*** Opening of Selected text ***

On admission to the hospital, the patient was severely slowed in his movements and speech and walked with a stooped gait. He slept poorly and had little appetite. He insisted that therapeutic efforts were best spent on other patients, because he was a worthless person for whom there was no hope. He wanted to be dead but lacked the initiative or "courage" to commit suicide. There were no delusions or hallucinations apparent, and his speech was well organized and logical. He responded dramatically within 10 days after resumption of the antidepressant drug in a lower dosage. A diagnosis of bipolar disorder was made, and prophylactic lithium treatment was begun. The fluphenazine was discontinued.
Several months later the patient discontinued lithium because of a tremor and began to pace around his hotel, sleeping poorly and eating only one meal daily. He also stopped bathing and shaving. He presented himself again to the hospital in a filthy, dis-heveled state; he was lice ridden and had lost 20 pounds. He was not visibly depressed or elated but was negativistic and turned his head and glared frequently as if responding to a voice. After several days of treatment with moderate doses of haloperidol, he began to respond to questioning by his physician. He denied having been depressed and insisted that nothing was wrong with him. He admitted hearing women singing happy German children's songs and often sang along with them. He also discussed his belief that Jews were attempting to harm him and his grandchildren as retaliation for what the Germans had done to them during World War II. He claimed that he had felt this way for years but often avoided discussing it with his doctors. He described a series of seemingly ordinary incidents that had happened through the years that he felt proved his point.

*** Close of Selected text ***
*** Opening of Stored data ***

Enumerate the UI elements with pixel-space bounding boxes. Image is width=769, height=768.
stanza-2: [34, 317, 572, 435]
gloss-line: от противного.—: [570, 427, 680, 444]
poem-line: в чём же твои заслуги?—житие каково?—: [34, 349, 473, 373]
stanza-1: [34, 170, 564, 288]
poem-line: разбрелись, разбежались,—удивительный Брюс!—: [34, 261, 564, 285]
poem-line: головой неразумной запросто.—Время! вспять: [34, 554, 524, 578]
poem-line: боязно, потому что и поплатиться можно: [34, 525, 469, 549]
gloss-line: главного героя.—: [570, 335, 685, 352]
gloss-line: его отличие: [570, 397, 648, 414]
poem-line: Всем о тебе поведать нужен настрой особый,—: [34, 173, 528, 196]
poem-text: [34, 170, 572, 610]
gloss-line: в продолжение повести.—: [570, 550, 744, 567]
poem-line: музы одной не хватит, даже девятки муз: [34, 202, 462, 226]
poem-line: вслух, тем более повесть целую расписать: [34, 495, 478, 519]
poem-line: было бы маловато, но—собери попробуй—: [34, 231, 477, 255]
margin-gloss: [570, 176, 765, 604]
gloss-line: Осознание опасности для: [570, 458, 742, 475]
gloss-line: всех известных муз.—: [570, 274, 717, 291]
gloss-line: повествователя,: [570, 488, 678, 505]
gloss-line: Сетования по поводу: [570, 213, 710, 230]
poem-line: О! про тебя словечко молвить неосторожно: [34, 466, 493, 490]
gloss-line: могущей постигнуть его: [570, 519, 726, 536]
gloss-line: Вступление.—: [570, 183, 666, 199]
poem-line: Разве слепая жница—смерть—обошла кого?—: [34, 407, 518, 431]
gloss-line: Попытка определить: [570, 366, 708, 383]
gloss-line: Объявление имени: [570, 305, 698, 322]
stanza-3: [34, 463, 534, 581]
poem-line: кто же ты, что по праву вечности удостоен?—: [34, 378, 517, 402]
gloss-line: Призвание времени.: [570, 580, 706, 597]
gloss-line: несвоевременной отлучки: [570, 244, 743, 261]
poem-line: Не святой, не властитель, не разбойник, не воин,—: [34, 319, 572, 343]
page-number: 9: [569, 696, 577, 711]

*** Close of Stored data ***

The task: Please condense the paragraph of the case excerpt that begins "Several months later" into a bulleted list that keeps its main facts. Base your work on the case excerpt alone.

Answer box:
- The patient stopped lithium because of a tremor.
- He then paced around his hotel, slept poorly, ate only one meal a day, and stopped bathing and shaving.
- He returned to the hospital filthy and disheveled, infested with lice, and 20 pounds lighter.
- He seemed neither depressed nor elated. He was negativistic and often turned his head and glared as if answering a voice.
- After several days on moderate doses of haloperidol, he began answering his physician's questions.
- He denied being depressed and insisted nothing was wrong with him.
- He admitted hearing women sing happy German children's songs and often sang along.
- He believed Jews were trying to harm him and his grandchildren in retaliation for what the Germans did to them during World War II.
- He said he had held this belief for years but often avoided discussing it with his doctors. He cited a series of seemingly ordinary incidents over the years as proof.